▶ _Task input_
····················

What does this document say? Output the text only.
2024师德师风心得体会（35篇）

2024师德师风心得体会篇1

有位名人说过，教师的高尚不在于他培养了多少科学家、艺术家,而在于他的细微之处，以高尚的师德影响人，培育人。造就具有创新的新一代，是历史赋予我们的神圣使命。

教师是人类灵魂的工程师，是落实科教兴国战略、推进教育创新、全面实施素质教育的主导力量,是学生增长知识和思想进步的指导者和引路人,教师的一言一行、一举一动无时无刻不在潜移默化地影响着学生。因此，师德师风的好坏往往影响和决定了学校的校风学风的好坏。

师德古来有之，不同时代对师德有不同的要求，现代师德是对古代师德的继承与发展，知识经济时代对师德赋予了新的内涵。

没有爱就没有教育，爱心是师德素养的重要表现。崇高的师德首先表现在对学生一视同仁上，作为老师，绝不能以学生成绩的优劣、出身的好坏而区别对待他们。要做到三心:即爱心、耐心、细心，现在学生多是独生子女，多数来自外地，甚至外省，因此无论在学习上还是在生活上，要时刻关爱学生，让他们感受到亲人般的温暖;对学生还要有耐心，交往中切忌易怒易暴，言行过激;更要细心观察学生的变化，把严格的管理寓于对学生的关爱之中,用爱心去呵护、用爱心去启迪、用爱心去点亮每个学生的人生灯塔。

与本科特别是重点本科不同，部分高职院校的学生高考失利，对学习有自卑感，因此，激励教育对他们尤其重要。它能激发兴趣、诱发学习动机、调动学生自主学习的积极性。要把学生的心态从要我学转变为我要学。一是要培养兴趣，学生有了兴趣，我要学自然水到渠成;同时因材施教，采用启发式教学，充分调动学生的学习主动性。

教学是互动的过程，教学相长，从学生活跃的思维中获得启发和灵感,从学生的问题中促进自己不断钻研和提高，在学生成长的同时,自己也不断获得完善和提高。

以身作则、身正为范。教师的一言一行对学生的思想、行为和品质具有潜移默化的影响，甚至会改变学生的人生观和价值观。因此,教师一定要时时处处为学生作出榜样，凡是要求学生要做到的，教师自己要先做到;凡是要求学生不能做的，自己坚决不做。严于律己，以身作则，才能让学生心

····················

Copy every line exactly. Leave nothing out.

▶ _Problem solution_
What does this document say? Output the text only.
2024师德师风心得体会（35篇）

2024师德师风心得体会篇1

有位名人说过，教师的高尚不在于他培养了多少科学家、艺术家,而在于他的细微之处，以高尚的师德影响人，培育人。造就具有创新的新一代，是历史赋予我们的神圣使命。

教师是人类灵魂的工程师，是落实科教兴国战略、推进教育创新、全面实施素质教育的主导力量,是学生增长知识和思想进步的指导者和引路人,教师的一言一行、一举一动无时无刻不在潜移默化地影响着学生。因此，师德师风的好坏往往影响和决定了学校的校风学风的好坏。

师德古来有之，不同时代对师德有不同的要求，现代师德是对古代师德的继承与发展，知识经济时代对师德赋予了新的内涵。

没有爱就没有教育，爱心是师德素养的重要表现。崇高的师德首先表现在对学生一视同仁上，作为老师，绝不能以学生成绩的优劣、出身的好坏而区别对待他们。要做到三心:即爱心、耐心、细心，现在学生多是独生子女，多数来自外地，甚至外省，因此无论在学习上还是在生活上，要时刻关爱学生，让他们感受到亲人般的温暖;对学生还要有耐心，交往中切忌易怒易暴，言行过激;更要细心观察学生的变化，把严格的管理寓于对学生的关爱之中,用爱心去呵护、用爱心去启迪、用爱心去点亮每个学生的人生灯塔。

与本科特别是重点本科不同，部分高职院校的学生高考失利，对学习有自卑感，因此，激励教育对他们尤其重要。它能激发兴趣、诱发学习动机、调动学生自主学习的积极性。要把学生的心态从要我学转变为我要学。一是要培养兴趣，学生有了兴趣，我要学自然水到渠成;同时因材施教，采用启发式教学，充分调动学生的学习主动性。

教学是互动的过程，教学相长，从学生活跃的思维中获得启发和灵感,从学生的问题中促进自己不断钻研和提高，在学生成长的同时,自己也不断获得完善和提高。

以身作则、身正为范。教师的一言一行对学生的思想、行为和品质具有潜移默化的影响，甚至会改变学生的人生观和价值观。因此,教师一定要时时处处为学生作出榜样，凡是要求学生要做到的，教师自己要先做到;凡是要求学生不能做的，自己坚决不做。严于律己，以身作则，才能让学生心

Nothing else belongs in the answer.